» **WHAT THE TASK REQUIRES**
Check each line below for the word "this", and copy those that have it.
## Start EXTRACTED ENTRIES
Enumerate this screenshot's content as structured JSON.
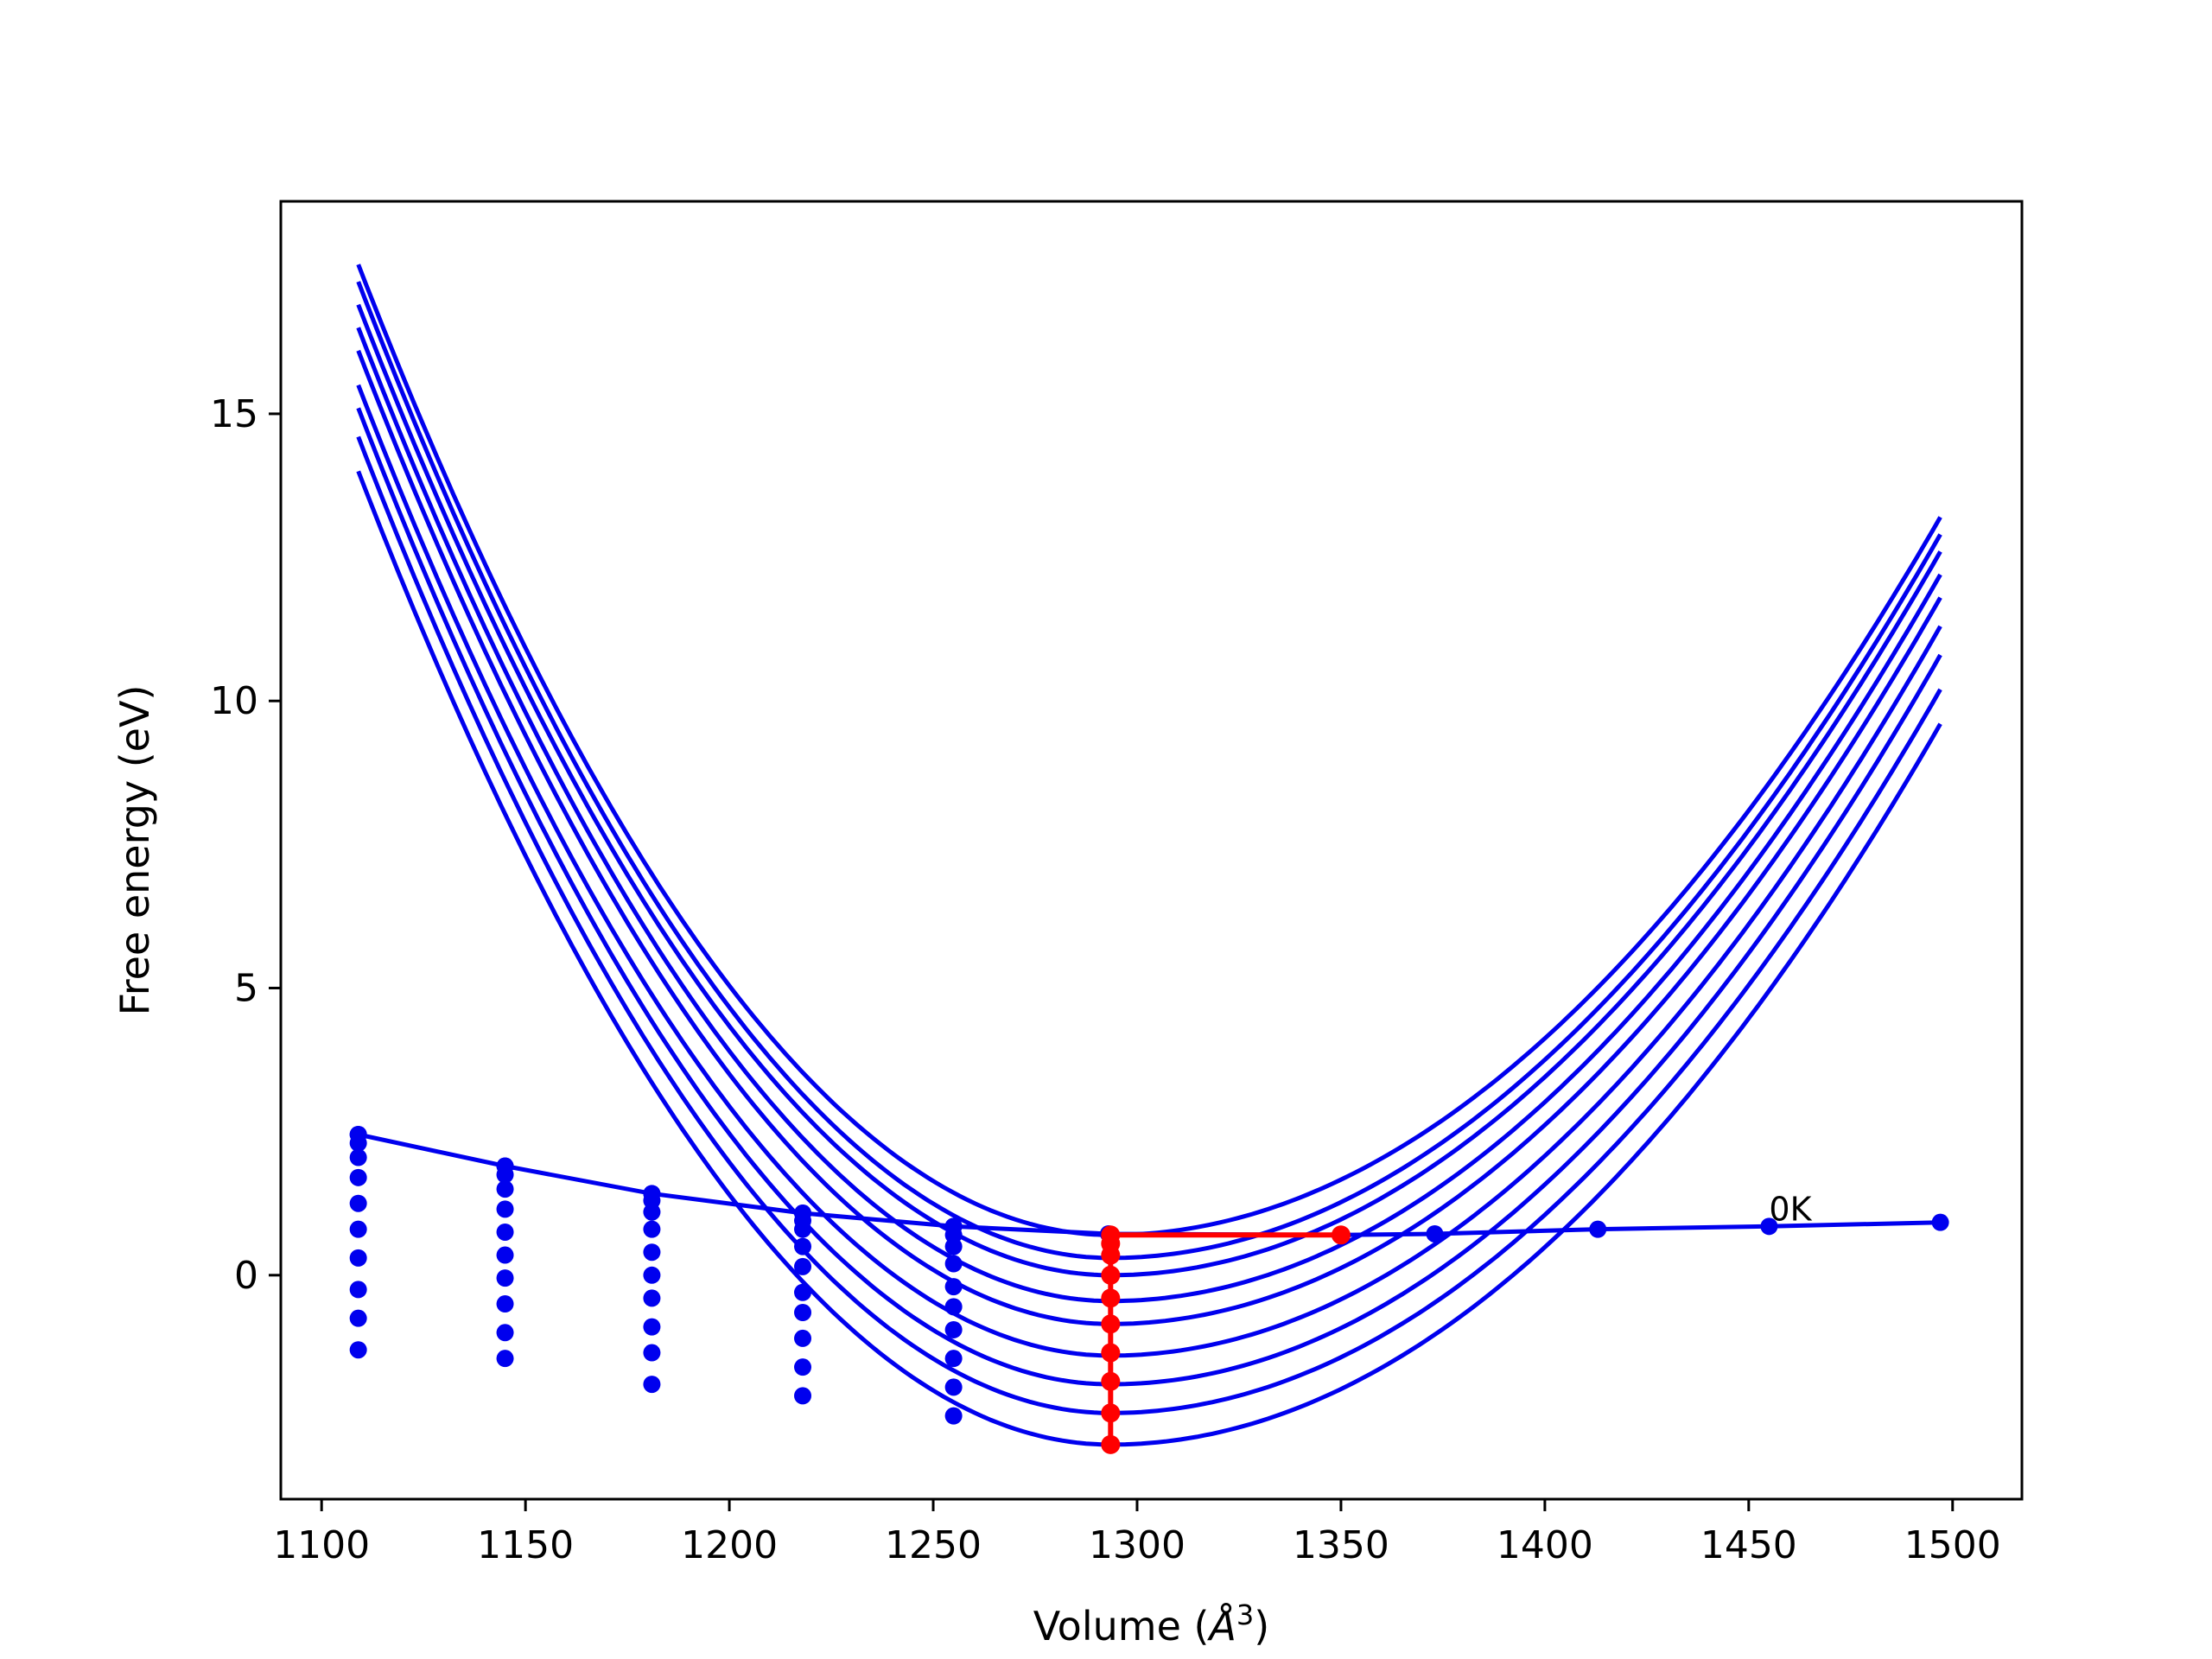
{
  "chart_data": {
    "type": "line",
    "title": "",
    "xlabel": "Volume (",
    "xlabel_unit": "Å",
    "xlabel_sup": "3",
    "xlabel_close": ")",
    "ylabel": "Free energy (eV)",
    "xlim": [
      1090,
      1517
    ],
    "ylim": [
      -3.9,
      18.7
    ],
    "xticks": [
      1100,
      1150,
      1200,
      1250,
      1300,
      1350,
      1400,
      1450,
      1500
    ],
    "yticks": [
      0,
      5,
      10,
      15
    ],
    "grid": false,
    "legend": "none",
    "colors": {
      "curves": "#0000ee",
      "highlight": "#ff0000",
      "axes": "#000000"
    },
    "annotation": {
      "text": "0K",
      "x": 1455,
      "y": 0.95
    },
    "fit_curves": {
      "x_range": [
        1109,
        1497
      ],
      "curves": [
        {
          "x_min": 1293.5,
          "y_min": 0.7,
          "y_at_left": 17.6,
          "y_at_right": 13.2
        },
        {
          "x_min": 1293.5,
          "y_min": 0.3,
          "y_at_left": 17.3,
          "y_at_right": 12.9
        },
        {
          "x_min": 1293.5,
          "y_min": 0.0,
          "y_at_left": 16.9,
          "y_at_right": 12.6
        },
        {
          "x_min": 1293.5,
          "y_min": -0.45,
          "y_at_left": 16.5,
          "y_at_right": 12.2
        },
        {
          "x_min": 1293.5,
          "y_min": -0.85,
          "y_at_left": 16.1,
          "y_at_right": 11.8
        },
        {
          "x_min": 1293.5,
          "y_min": -1.4,
          "y_at_left": 15.5,
          "y_at_right": 11.3
        },
        {
          "x_min": 1293.5,
          "y_min": -1.9,
          "y_at_left": 15.1,
          "y_at_right": 10.8
        },
        {
          "x_min": 1293.5,
          "y_min": -2.4,
          "y_at_left": 14.6,
          "y_at_right": 10.2
        },
        {
          "x_min": 1293.5,
          "y_min": -2.95,
          "y_at_left": 14.0,
          "y_at_right": 9.6
        }
      ]
    },
    "zero_k_curve": {
      "x": [
        1109,
        1145,
        1181,
        1218,
        1255,
        1293,
        1350,
        1373,
        1413,
        1455,
        1497
      ],
      "y": [
        2.45,
        1.9,
        1.42,
        1.08,
        0.85,
        0.72,
        0.7,
        0.72,
        0.8,
        0.85,
        0.92
      ]
    },
    "scatter_columns": [
      {
        "x": 1109,
        "y": [
          2.45,
          2.3,
          2.05,
          1.7,
          1.25,
          0.8,
          0.3,
          -0.25,
          -0.75,
          -1.3
        ]
      },
      {
        "x": 1145,
        "y": [
          1.9,
          1.75,
          1.5,
          1.15,
          0.75,
          0.35,
          -0.05,
          -0.5,
          -1.0,
          -1.45
        ]
      },
      {
        "x": 1181,
        "y": [
          1.42,
          1.3,
          1.1,
          0.8,
          0.4,
          0.0,
          -0.4,
          -0.9,
          -1.35,
          -1.9
        ]
      },
      {
        "x": 1218,
        "y": [
          1.08,
          0.95,
          0.8,
          0.5,
          0.15,
          -0.3,
          -0.65,
          -1.1,
          -1.6,
          -2.1
        ]
      },
      {
        "x": 1255,
        "y": [
          0.85,
          0.7,
          0.5,
          0.2,
          -0.2,
          -0.55,
          -0.95,
          -1.45,
          -1.95,
          -2.45
        ]
      }
    ],
    "highlight_series": {
      "vertical": {
        "x": 1293.5,
        "y": [
          0.7,
          0.55,
          0.35,
          0.0,
          -0.4,
          -0.85,
          -1.35,
          -1.85,
          -2.4,
          -2.95
        ]
      },
      "horizontal": {
        "x": [
          1293.5,
          1350
        ],
        "y": [
          0.7,
          0.7
        ]
      }
    }
  }
}
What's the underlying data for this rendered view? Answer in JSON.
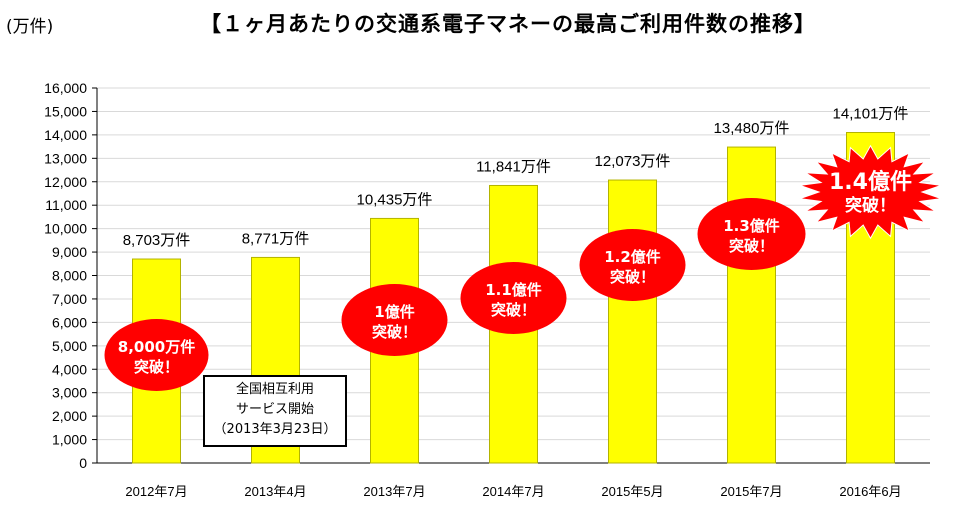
{
  "header": {
    "unit": "(万件)",
    "title": "【１ヶ月あたりの交通系電子マネーの最高ご利用件数の推移】"
  },
  "note": {
    "line1": "全国相互利用",
    "line2": "サービス開始",
    "line3": "（2013年3月23日）"
  },
  "colors": {
    "bar_fill": "#ffff00",
    "bar_stroke": "#b3b300",
    "badge_fill": "#ff0000",
    "badge_text": "#ffffff",
    "gridline": "#d9d9d9"
  },
  "chart_data": {
    "type": "bar",
    "title": "【１ヶ月あたりの交通系電子マネーの最高ご利用件数の推移】",
    "ylabel": "(万件)",
    "xlabel": "",
    "ylim": [
      0,
      16000
    ],
    "yticks": [
      0,
      1000,
      2000,
      3000,
      4000,
      5000,
      6000,
      7000,
      8000,
      9000,
      10000,
      11000,
      12000,
      13000,
      14000,
      15000,
      16000
    ],
    "ytick_labels": [
      "0",
      "1,000",
      "2,000",
      "3,000",
      "4,000",
      "5,000",
      "6,000",
      "7,000",
      "8,000",
      "9,000",
      "10,000",
      "11,000",
      "12,000",
      "13,000",
      "14,000",
      "15,000",
      "16,000"
    ],
    "grid": true,
    "legend": "none",
    "categories": [
      "2012年7月",
      "2013年4月",
      "2013年7月",
      "2014年7月",
      "2015年5月",
      "2015年7月",
      "2016年6月"
    ],
    "values": [
      8703,
      8771,
      10435,
      11841,
      12073,
      13480,
      14101
    ],
    "data_labels": [
      "8,703万件",
      "8,771万件",
      "10,435万件",
      "11,841万件",
      "12,073万件",
      "13,480万件",
      "14,101万件"
    ],
    "annotations": [
      {
        "category_index": 0,
        "lines": [
          "8,000万件",
          "突破！"
        ],
        "shape": "ellipse"
      },
      {
        "category_index": 2,
        "lines": [
          "1億件",
          "突破！"
        ],
        "shape": "ellipse"
      },
      {
        "category_index": 3,
        "lines": [
          "1.1億件",
          "突破！"
        ],
        "shape": "ellipse"
      },
      {
        "category_index": 4,
        "lines": [
          "1.2億件",
          "突破！"
        ],
        "shape": "ellipse"
      },
      {
        "category_index": 5,
        "lines": [
          "1.3億件",
          "突破！"
        ],
        "shape": "ellipse"
      },
      {
        "category_index": 6,
        "lines": [
          "1.4億件",
          "突破！"
        ],
        "shape": "burst"
      }
    ]
  }
}
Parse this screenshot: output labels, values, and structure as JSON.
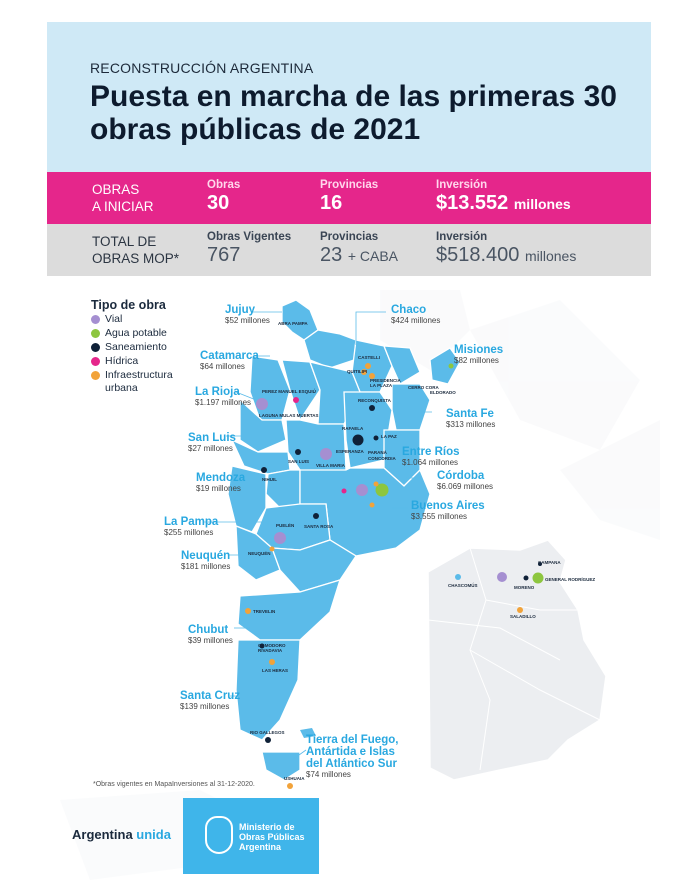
{
  "header": {
    "kicker": "RECONSTRUCCIÓN ARGENTINA",
    "title": "Puesta en marcha de las primeras 30 obras públicas de 2021"
  },
  "obras_iniciar": {
    "label_line1": "OBRAS",
    "label_line2": "A INICIAR",
    "obras_key": "Obras",
    "obras_value": "30",
    "provincias_key": "Provincias",
    "provincias_value": "16",
    "inversion_key": "Inversión",
    "inversion_value": "$13.552",
    "inversion_unit": "millones"
  },
  "total_mop": {
    "label_line1": "TOTAL DE",
    "label_line2": "OBRAS MOP*",
    "obras_key": "Obras Vigentes",
    "obras_value": "767",
    "provincias_key": "Provincias",
    "provincias_value": "23",
    "provincias_extra": "+ CABA",
    "inversion_key": "Inversión",
    "inversion_value": "$518.400",
    "inversion_unit": "millones"
  },
  "legend": {
    "title": "Tipo de obra",
    "items": [
      {
        "label": "Vial",
        "color": "#a58fd1"
      },
      {
        "label": "Agua potable",
        "color": "#8dc63f"
      },
      {
        "label": "Saneamiento",
        "color": "#0f2138"
      },
      {
        "label": "Hídrica",
        "color": "#e5268b"
      },
      {
        "label": "Infraestructura urbana",
        "color": "#f2a33a"
      }
    ]
  },
  "provinces": {
    "jujuy": {
      "name": "Jujuy",
      "amount": "$52 millones"
    },
    "chaco": {
      "name": "Chaco",
      "amount": "$424 millones"
    },
    "misiones": {
      "name": "Misiones",
      "amount": "$82 millones"
    },
    "catamarca": {
      "name": "Catamarca",
      "amount": "$64 millones"
    },
    "la_rioja": {
      "name": "La Rioja",
      "amount": "$1.197 millones"
    },
    "santa_fe": {
      "name": "Santa Fe",
      "amount": "$313 millones"
    },
    "san_luis": {
      "name": "San Luis",
      "amount": "$27 millones"
    },
    "entre_rios": {
      "name": "Entre Ríos",
      "amount": "$1.064 millones"
    },
    "mendoza": {
      "name": "Mendoza",
      "amount": "$19 millones"
    },
    "cordoba": {
      "name": "Córdoba",
      "amount": "$6.069 millones"
    },
    "buenos_aires": {
      "name": "Buenos Aires",
      "amount": "$3.555 millones"
    },
    "la_pampa": {
      "name": "La Pampa",
      "amount": "$255 millones"
    },
    "neuquen": {
      "name": "Neuquén",
      "amount": "$181 millones"
    },
    "chubut": {
      "name": "Chubut",
      "amount": "$39 millones"
    },
    "santa_cruz": {
      "name": "Santa Cruz",
      "amount": "$139 millones"
    },
    "tierra_del_fuego": {
      "name_line1": "Tierra del Fuego,",
      "name_line2": "Antártida e Islas",
      "name_line3": "del Atlántico Sur",
      "amount": "$74 millones"
    }
  },
  "cities": {
    "abra_pampa": "ABRA PAMPA",
    "castelli": "CASTELLI",
    "quitilipi": "QUITILIPI",
    "presidencia": "PRESIDENCIA LA PLAZA",
    "cerro_cora": "CERRO CORA",
    "eldorado": "ELDORADO",
    "reconquista": "RECONQUISTA",
    "rafaela": "RAFAELA",
    "la_paz": "LA PAZ",
    "esperanza": "ESPERANZA",
    "parana": "PARANÁ",
    "concordia": "CONCORDIA",
    "perez": "PEREZ MANUEL ESQUIÚ",
    "laguna": "LAGUNA MULAS MUERTAS",
    "villa_maria": "VILLA MARIA",
    "san_luis_city": "SAN LUIS",
    "nihuil": "NIHUIL",
    "puelen": "PUELÉN",
    "santa_rosa": "SANTA ROSA",
    "neuquen_city": "NEUQUÉN",
    "trevelin": "TREVELIN",
    "comodoro": "COMODORO RIVADAVIA",
    "las_heras": "LAS HERAS",
    "rio_gallegos": "RIO GALLEGOS",
    "ushuaia": "USHUAIA",
    "chascomus": "CHASCOMÚS",
    "saladillo": "SALADILLO",
    "campana": "CAMPANA",
    "moreno": "MORENO",
    "general_rodriguez": "GENERAL RODRÍGUEZ"
  },
  "footnote": "*Obras vigentes en MapaInversiones al 31-12-2020.",
  "footer": {
    "brand_a": "Argentina",
    "brand_b": "unida",
    "ministry_line1": "Ministerio de",
    "ministry_line2": "Obras Públicas",
    "ministry_line3": "Argentina"
  }
}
## End EXTRACTED ENTRIES
» **THE ANSWER**
Enumerate this screenshot's content as structured JSON.
What's the underlying data for this rendered view? Answer in JSON.
Parse this screenshot: output labels, values, and structure as JSON.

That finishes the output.